_WRITTEN PROBLEM_
Images are excluded; otherwise, output every record exactly.

======== EXTRACTED MATERIAL ========

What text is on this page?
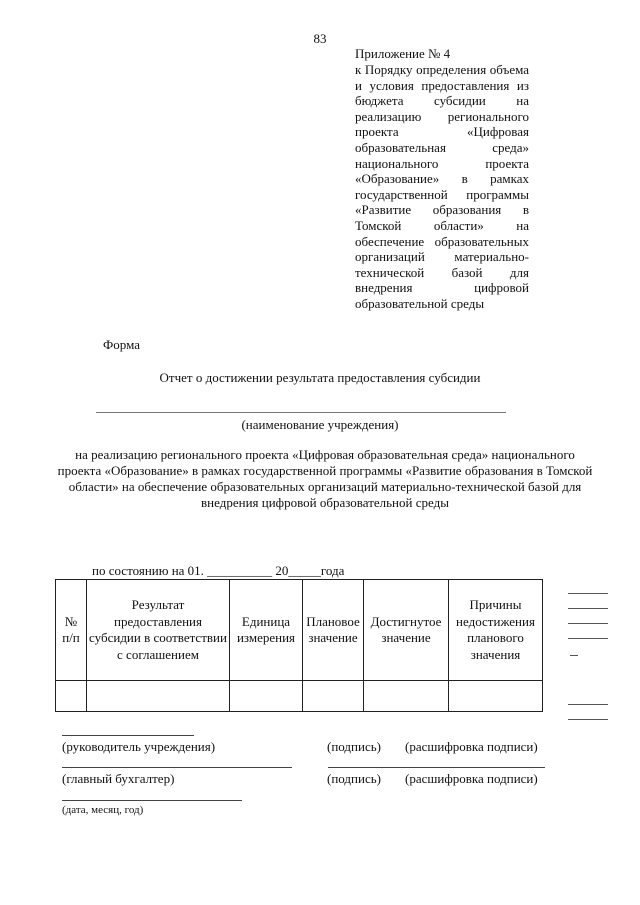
83
Приложение № 4
к Порядку определения объема и условия предоставления из бюджета субсидии на реализацию регионального проекта «Цифровая образовательная среда» национального проекта «Образование» в рамках государственной программы «Развитие образования в Томской области» на обеспечение образовательных организаций материально-технической базой для внедрения цифровой образовательной среды
Форма
Отчет о достижении результата предоставления субсидии
(наименование учреждения)
на реализацию регионального проекта «Цифровая образовательная среда» национального проекта «Образование» в рамках государственной программы «Развитие образования в Томской области» на обеспечение образовательных организаций материально-технической базой для внедрения цифровой образовательной среды
по состоянию на 01. __________ 20_____года
№ п/п	Результат предоставления субсидии в соответствии с соглашением	Единица измерения	Плановое значение	Достигнутое значение	Причины недостижения планового значения

(руководитель учреждения)	(подпись) (расшифровка подписи)
(главный бухгалтер)	(подпись) (расшифровка подписи)
(дата, месяц, год)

========

_FULL RESPONSE_
What text is on this page?
83
Приложение № 4
к Порядку определения объема и условия предоставления из бюджета субсидии на реализацию регионального проекта «Цифровая образовательная среда» национального проекта «Образование» в рамках государственной программы «Развитие образования в Томской области» на обеспечение образовательных организаций материально-технической базой для внедрения цифровой образовательной среды
Форма
Отчет о достижении результата предоставления субсидии
(наименование учреждения)
на реализацию регионального проекта «Цифровая образовательная среда» национального проекта «Образование» в рамках государственной программы «Развитие образования в Томской области» на обеспечение образовательных организаций материально-технической базой для внедрения цифровой образовательной среды
по состоянию на 01. __________ 20_____года
№ п/п	Результат предоставления субсидии в соответствии с соглашением	Единица измерения	Плановое значение	Достигнутое значение	Причины недостижения планового значения

(руководитель учреждения)	(подпись) (расшифровка подписи)
(главный бухгалтер)	(подпись) (расшифровка подписи)
(дата, месяц, год)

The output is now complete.